She also initiated enterprise risk management as a key business objective. “It’s a lot to say out loud,” she says, “but when I think about it, every one of those areas is huge in itself, and there was so much organizational collaboration. We attained the end results in 10 years, from having absolutely nothing to a functioning and developing security and crisis and risk management department.”

For Fariel-Mureithi, integrating security risk management and duty of care into established business functions ensures that security is a part of the business, not a separate function that could be overlooked. Through these efforts, Food for the Hungry was able to respond and assist thousands of refugees in Bangladesh, Rwanda and Uganda, as well as internally displaced people in South Sudan, the Democratic Republic of Congo, Kenya, Haiti and Indonesia.

At Food for the Hungry, Fariel-Mureithi co-chaired the prevention of Sexual Exploitation and Abuse Oversight Council (SEAOC) efforts to develop an internal investigation process for survivors of abuse. She led hundreds of critical incident management teams and has trained executives in crisis management response. Her efforts enabled humanitarian organizations to safely access and assist hard-to-reach communities affected by conflict, disasters and terrorism.

“Security exists to help programs achieve their objectives and to help emergency response during that critical stage when people really need that lifesaving support,” she says. “So it’s an honor and a privilege to be able to do that.”

In late 2021, Fariel-Mureithi took a position at ChildFund as Director of Global Safety and Security. The organization works to connect children living in poverty worldwide with the people, resources and institutions they need to grow up healthy, educated, skilled and safe. Delivered through 240 local and partner organizations, ChildFund programs address underlying conditions that keep children from achieving their potential.

At ChildFund, Fariel-Mureithi’s main focus is on developing an organizational security strategy and connecting it to an overarching risk management strategy. “Now, I’m able to position security to really influence the programs that help us achieve our organizational objectives and strengthen enterprise risk management,” she says.

Fariel-Mureithi has already set the building blocks of a security program, as well as accomplished a duty of care audit throughout the organization, so she can present the results to leadership to continue to build a security department. “Yes, it’s about building security. But, it’s more than that,” she explains. “It’s about connecting the head to the heart. Security has to make sense to all our employees who are not security experts, but who are absolutely critical to helping ChildFund meet the needs of our community.”

Given her passion for service within and outside the organization, Fariel-Mureithi has trained representatives from more than 100 organizations in security and crisis management to continue to evolve NGO security.

With other industry leaders, she developed the International NGO Safety and Security Association certification process centered around the Security Risk Management Competency Profile, which can help identify the necessary knowledge, skills, abilities and other characteristics for the job.

For those who desire to break into the NGO security space, Fariel-Mureithi mentors and coaches professionals on leadership, helping them look for internal and external opportunities to help them reach their development and career goals. She also encourages people and her teams to join security networking groups, just like she has throughout her professional career.

For more than 20 years, Fariel-Mureithi has been a part of the Overseas Security Advisory Council (OSAC) where she currently serves on the Executive Council as Council Advisory Subcommittee Chair, applying her insight and strong ties within international development and NGO domains to broader OSAC programming with a strong emphasis on diversity, equity and inclusion.

She also serves on the steering group for the Global Interagency Security Forum (GISF). “OSAC has been such a huge part of my life and part of my growth, just like GISF,” she says. “To give back to people and organizations is an honor and a privilege.”

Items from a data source
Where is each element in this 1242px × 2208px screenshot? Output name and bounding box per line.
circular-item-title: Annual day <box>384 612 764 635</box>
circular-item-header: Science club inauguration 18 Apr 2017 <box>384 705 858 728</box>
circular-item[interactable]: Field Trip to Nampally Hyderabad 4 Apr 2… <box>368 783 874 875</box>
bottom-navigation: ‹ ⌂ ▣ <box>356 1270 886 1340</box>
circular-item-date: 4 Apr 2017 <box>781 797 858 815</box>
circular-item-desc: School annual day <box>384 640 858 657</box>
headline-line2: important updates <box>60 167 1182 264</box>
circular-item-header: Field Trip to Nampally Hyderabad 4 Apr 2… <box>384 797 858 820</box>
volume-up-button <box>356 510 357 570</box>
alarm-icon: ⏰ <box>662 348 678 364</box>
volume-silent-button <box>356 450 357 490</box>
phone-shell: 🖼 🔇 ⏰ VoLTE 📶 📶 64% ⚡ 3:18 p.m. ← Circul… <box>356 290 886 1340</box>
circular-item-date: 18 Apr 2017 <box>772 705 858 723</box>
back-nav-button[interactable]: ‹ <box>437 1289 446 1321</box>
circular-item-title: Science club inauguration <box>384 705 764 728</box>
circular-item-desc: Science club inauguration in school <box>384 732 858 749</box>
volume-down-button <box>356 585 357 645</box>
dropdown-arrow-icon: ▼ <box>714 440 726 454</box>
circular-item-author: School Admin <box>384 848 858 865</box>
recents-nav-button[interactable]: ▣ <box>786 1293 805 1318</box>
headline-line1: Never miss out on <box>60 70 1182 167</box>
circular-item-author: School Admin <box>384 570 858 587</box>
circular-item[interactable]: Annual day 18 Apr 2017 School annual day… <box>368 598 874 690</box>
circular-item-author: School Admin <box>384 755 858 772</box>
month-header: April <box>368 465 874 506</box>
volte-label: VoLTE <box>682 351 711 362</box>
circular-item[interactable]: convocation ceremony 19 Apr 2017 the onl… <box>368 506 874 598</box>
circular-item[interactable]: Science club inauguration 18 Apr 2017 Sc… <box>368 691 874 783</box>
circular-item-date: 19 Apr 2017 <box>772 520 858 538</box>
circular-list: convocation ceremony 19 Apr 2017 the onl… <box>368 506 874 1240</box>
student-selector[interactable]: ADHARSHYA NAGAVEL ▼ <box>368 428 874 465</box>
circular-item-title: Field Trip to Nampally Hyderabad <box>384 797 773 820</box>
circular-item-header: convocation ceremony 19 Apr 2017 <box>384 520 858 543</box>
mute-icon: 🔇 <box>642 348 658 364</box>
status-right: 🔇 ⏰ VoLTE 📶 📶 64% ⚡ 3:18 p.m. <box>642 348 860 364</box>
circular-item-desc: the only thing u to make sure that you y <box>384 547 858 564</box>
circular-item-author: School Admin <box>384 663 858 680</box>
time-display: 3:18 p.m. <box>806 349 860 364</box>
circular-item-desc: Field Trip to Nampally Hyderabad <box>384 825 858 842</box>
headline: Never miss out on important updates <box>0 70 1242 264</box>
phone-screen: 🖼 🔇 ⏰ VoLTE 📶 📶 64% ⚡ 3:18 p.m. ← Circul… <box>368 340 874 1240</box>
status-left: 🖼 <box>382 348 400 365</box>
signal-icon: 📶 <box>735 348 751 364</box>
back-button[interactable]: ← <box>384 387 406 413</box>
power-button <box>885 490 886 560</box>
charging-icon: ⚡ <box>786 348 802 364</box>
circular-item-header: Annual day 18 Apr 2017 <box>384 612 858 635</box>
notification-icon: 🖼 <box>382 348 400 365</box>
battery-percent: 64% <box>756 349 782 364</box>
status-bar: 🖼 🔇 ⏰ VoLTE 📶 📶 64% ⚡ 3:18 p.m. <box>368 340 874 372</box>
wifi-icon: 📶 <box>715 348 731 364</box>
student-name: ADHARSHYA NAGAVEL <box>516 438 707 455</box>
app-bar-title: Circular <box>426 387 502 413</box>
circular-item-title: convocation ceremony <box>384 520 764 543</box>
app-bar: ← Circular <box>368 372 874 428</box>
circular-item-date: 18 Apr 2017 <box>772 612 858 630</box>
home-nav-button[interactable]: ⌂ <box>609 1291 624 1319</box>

### Task instructions
**1)** Answer these about the profile of Fariel-Mureithi:
(a) Through how many local and partner organizations are ChildFund programs delivered?
(b) For how long has Fariel-Mureithi been part of the Overseas Security Advisory Council?
(c) What position did she take at ChildFund in late 2021?
**2)** Reproduce the part of the Fariel-Mureithi profile that opens with the words containing "For those who" and closes with "her professional career.".
The listing comes from a separate source and has no connection to the profile.

### Answers to the exercise
**1)**
(a) 240
(b) More than 20 years
(c) Director of Global Safety and Security

**2)**
For those who desire to break into the NGO security space, Fariel-Mureithi mentors and coaches professionals on leadership, helping them look for internal and external opportunities to help them reach their development and career goals. She also encourages people and her teams to join security networking groups, just like she has throughout her professional career.